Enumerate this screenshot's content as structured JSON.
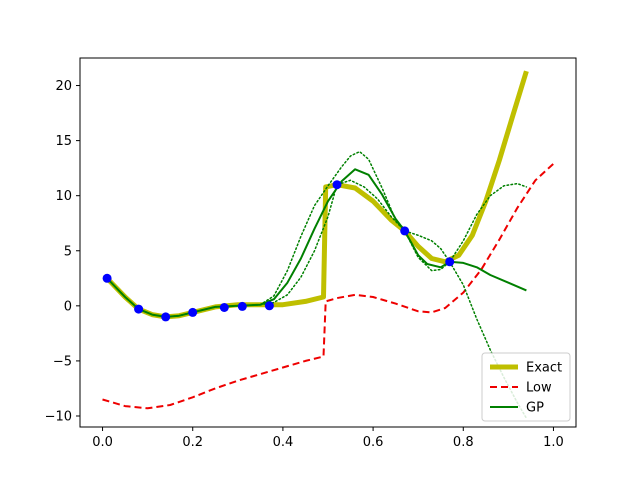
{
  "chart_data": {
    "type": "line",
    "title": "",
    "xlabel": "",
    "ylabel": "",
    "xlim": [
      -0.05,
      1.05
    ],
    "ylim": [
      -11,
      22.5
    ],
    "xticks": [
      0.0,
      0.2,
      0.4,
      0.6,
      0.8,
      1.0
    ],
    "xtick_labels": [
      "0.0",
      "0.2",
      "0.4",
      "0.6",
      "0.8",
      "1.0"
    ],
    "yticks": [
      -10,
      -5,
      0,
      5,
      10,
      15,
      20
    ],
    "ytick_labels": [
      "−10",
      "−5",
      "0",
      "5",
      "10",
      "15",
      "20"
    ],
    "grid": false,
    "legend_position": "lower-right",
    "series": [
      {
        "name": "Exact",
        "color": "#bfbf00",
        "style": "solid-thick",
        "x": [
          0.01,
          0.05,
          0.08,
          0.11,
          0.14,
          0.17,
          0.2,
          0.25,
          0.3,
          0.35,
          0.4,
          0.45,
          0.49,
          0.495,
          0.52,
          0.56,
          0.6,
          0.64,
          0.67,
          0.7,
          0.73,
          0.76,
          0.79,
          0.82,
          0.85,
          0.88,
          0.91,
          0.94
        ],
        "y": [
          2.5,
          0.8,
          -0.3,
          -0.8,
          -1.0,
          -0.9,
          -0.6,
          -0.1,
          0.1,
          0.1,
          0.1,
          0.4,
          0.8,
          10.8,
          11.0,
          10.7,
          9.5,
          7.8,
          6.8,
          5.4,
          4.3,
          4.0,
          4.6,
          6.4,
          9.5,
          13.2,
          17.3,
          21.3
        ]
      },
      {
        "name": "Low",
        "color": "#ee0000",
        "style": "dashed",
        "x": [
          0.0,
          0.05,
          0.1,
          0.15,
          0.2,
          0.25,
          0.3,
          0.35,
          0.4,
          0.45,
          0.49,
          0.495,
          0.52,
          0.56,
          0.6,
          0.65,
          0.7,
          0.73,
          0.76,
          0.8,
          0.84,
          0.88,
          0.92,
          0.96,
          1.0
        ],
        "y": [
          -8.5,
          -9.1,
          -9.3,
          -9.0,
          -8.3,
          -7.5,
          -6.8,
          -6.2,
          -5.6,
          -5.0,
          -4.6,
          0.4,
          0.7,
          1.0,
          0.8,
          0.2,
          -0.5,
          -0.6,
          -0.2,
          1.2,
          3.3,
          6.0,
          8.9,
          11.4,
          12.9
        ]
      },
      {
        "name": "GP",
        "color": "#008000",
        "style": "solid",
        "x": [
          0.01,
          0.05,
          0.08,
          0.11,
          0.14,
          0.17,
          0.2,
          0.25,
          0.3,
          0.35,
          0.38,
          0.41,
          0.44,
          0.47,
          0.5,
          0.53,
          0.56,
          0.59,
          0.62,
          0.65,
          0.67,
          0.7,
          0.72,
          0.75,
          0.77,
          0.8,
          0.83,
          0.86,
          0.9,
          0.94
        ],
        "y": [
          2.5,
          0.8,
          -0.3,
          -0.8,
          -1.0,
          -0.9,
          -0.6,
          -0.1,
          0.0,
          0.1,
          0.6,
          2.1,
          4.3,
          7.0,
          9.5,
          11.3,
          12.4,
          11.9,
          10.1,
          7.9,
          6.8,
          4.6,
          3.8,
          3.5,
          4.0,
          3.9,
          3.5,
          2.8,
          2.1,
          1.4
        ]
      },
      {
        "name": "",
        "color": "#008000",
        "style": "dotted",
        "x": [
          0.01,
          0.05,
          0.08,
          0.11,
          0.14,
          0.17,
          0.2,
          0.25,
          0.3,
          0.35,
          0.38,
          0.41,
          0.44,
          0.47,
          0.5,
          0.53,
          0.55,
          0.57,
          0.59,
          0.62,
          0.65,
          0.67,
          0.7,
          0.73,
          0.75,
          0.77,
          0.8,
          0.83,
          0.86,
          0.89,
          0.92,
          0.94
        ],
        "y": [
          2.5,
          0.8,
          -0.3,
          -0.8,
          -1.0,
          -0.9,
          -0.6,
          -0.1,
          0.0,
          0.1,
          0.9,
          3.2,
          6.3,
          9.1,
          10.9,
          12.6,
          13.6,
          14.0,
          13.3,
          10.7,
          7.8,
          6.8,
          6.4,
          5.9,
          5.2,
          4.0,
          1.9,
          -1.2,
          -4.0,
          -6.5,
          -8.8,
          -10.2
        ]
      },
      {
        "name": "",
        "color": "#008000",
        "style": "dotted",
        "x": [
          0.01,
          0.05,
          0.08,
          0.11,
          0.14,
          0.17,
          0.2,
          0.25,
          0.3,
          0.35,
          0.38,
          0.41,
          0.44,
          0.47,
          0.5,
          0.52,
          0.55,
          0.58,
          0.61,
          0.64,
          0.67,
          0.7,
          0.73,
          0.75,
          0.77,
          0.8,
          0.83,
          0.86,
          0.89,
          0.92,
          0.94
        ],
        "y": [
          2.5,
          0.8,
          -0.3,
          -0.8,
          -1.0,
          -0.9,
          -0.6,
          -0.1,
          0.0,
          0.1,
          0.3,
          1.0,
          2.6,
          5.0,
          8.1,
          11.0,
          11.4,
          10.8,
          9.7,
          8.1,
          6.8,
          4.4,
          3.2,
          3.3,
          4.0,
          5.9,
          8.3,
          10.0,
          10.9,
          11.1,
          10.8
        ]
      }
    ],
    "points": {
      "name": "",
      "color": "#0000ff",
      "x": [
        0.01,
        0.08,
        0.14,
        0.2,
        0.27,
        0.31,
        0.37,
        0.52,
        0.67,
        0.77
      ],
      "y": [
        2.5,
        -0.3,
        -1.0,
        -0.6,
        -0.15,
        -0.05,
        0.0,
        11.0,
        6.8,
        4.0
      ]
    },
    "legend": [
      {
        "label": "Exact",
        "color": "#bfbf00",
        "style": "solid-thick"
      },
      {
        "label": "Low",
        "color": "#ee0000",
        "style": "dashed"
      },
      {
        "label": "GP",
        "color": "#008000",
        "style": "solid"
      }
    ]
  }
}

#####

Goal: Leave out the pictures and reproduce the rest of the listing exactly.

Result for this exercise:
Enumerate this screenshot's content as structured JSON.
{
  "chart_data": {
    "type": "line",
    "title": "",
    "xlabel": "",
    "ylabel": "",
    "xlim": [
      -0.05,
      1.05
    ],
    "ylim": [
      -11,
      22.5
    ],
    "xticks": [
      0.0,
      0.2,
      0.4,
      0.6,
      0.8,
      1.0
    ],
    "xtick_labels": [
      "0.0",
      "0.2",
      "0.4",
      "0.6",
      "0.8",
      "1.0"
    ],
    "yticks": [
      -10,
      -5,
      0,
      5,
      10,
      15,
      20
    ],
    "ytick_labels": [
      "−10",
      "−5",
      "0",
      "5",
      "10",
      "15",
      "20"
    ],
    "grid": false,
    "legend_position": "lower-right",
    "series": [
      {
        "name": "Exact",
        "color": "#bfbf00",
        "style": "solid-thick",
        "x": [
          0.01,
          0.05,
          0.08,
          0.11,
          0.14,
          0.17,
          0.2,
          0.25,
          0.3,
          0.35,
          0.4,
          0.45,
          0.49,
          0.495,
          0.52,
          0.56,
          0.6,
          0.64,
          0.67,
          0.7,
          0.73,
          0.76,
          0.79,
          0.82,
          0.85,
          0.88,
          0.91,
          0.94
        ],
        "y": [
          2.5,
          0.8,
          -0.3,
          -0.8,
          -1.0,
          -0.9,
          -0.6,
          -0.1,
          0.1,
          0.1,
          0.1,
          0.4,
          0.8,
          10.8,
          11.0,
          10.7,
          9.5,
          7.8,
          6.8,
          5.4,
          4.3,
          4.0,
          4.6,
          6.4,
          9.5,
          13.2,
          17.3,
          21.3
        ]
      },
      {
        "name": "Low",
        "color": "#ee0000",
        "style": "dashed",
        "x": [
          0.0,
          0.05,
          0.1,
          0.15,
          0.2,
          0.25,
          0.3,
          0.35,
          0.4,
          0.45,
          0.49,
          0.495,
          0.52,
          0.56,
          0.6,
          0.65,
          0.7,
          0.73,
          0.76,
          0.8,
          0.84,
          0.88,
          0.92,
          0.96,
          1.0
        ],
        "y": [
          -8.5,
          -9.1,
          -9.3,
          -9.0,
          -8.3,
          -7.5,
          -6.8,
          -6.2,
          -5.6,
          -5.0,
          -4.6,
          0.4,
          0.7,
          1.0,
          0.8,
          0.2,
          -0.5,
          -0.6,
          -0.2,
          1.2,
          3.3,
          6.0,
          8.9,
          11.4,
          12.9
        ]
      },
      {
        "name": "GP",
        "color": "#008000",
        "style": "solid",
        "x": [
          0.01,
          0.05,
          0.08,
          0.11,
          0.14,
          0.17,
          0.2,
          0.25,
          0.3,
          0.35,
          0.38,
          0.41,
          0.44,
          0.47,
          0.5,
          0.53,
          0.56,
          0.59,
          0.62,
          0.65,
          0.67,
          0.7,
          0.72,
          0.75,
          0.77,
          0.8,
          0.83,
          0.86,
          0.9,
          0.94
        ],
        "y": [
          2.5,
          0.8,
          -0.3,
          -0.8,
          -1.0,
          -0.9,
          -0.6,
          -0.1,
          0.0,
          0.1,
          0.6,
          2.1,
          4.3,
          7.0,
          9.5,
          11.3,
          12.4,
          11.9,
          10.1,
          7.9,
          6.8,
          4.6,
          3.8,
          3.5,
          4.0,
          3.9,
          3.5,
          2.8,
          2.1,
          1.4
        ]
      },
      {
        "name": "",
        "color": "#008000",
        "style": "dotted",
        "x": [
          0.01,
          0.05,
          0.08,
          0.11,
          0.14,
          0.17,
          0.2,
          0.25,
          0.3,
          0.35,
          0.38,
          0.41,
          0.44,
          0.47,
          0.5,
          0.53,
          0.55,
          0.57,
          0.59,
          0.62,
          0.65,
          0.67,
          0.7,
          0.73,
          0.75,
          0.77,
          0.8,
          0.83,
          0.86,
          0.89,
          0.92,
          0.94
        ],
        "y": [
          2.5,
          0.8,
          -0.3,
          -0.8,
          -1.0,
          -0.9,
          -0.6,
          -0.1,
          0.0,
          0.1,
          0.9,
          3.2,
          6.3,
          9.1,
          10.9,
          12.6,
          13.6,
          14.0,
          13.3,
          10.7,
          7.8,
          6.8,
          6.4,
          5.9,
          5.2,
          4.0,
          1.9,
          -1.2,
          -4.0,
          -6.5,
          -8.8,
          -10.2
        ]
      },
      {
        "name": "",
        "color": "#008000",
        "style": "dotted",
        "x": [
          0.01,
          0.05,
          0.08,
          0.11,
          0.14,
          0.17,
          0.2,
          0.25,
          0.3,
          0.35,
          0.38,
          0.41,
          0.44,
          0.47,
          0.5,
          0.52,
          0.55,
          0.58,
          0.61,
          0.64,
          0.67,
          0.7,
          0.73,
          0.75,
          0.77,
          0.8,
          0.83,
          0.86,
          0.89,
          0.92,
          0.94
        ],
        "y": [
          2.5,
          0.8,
          -0.3,
          -0.8,
          -1.0,
          -0.9,
          -0.6,
          -0.1,
          0.0,
          0.1,
          0.3,
          1.0,
          2.6,
          5.0,
          8.1,
          11.0,
          11.4,
          10.8,
          9.7,
          8.1,
          6.8,
          4.4,
          3.2,
          3.3,
          4.0,
          5.9,
          8.3,
          10.0,
          10.9,
          11.1,
          10.8
        ]
      }
    ],
    "points": {
      "name": "",
      "color": "#0000ff",
      "x": [
        0.01,
        0.08,
        0.14,
        0.2,
        0.27,
        0.31,
        0.37,
        0.52,
        0.67,
        0.77
      ],
      "y": [
        2.5,
        -0.3,
        -1.0,
        -0.6,
        -0.15,
        -0.05,
        0.0,
        11.0,
        6.8,
        4.0
      ]
    },
    "legend": [
      {
        "label": "Exact",
        "color": "#bfbf00",
        "style": "solid-thick"
      },
      {
        "label": "Low",
        "color": "#ee0000",
        "style": "dashed"
      },
      {
        "label": "GP",
        "color": "#008000",
        "style": "solid"
      }
    ]
  }
}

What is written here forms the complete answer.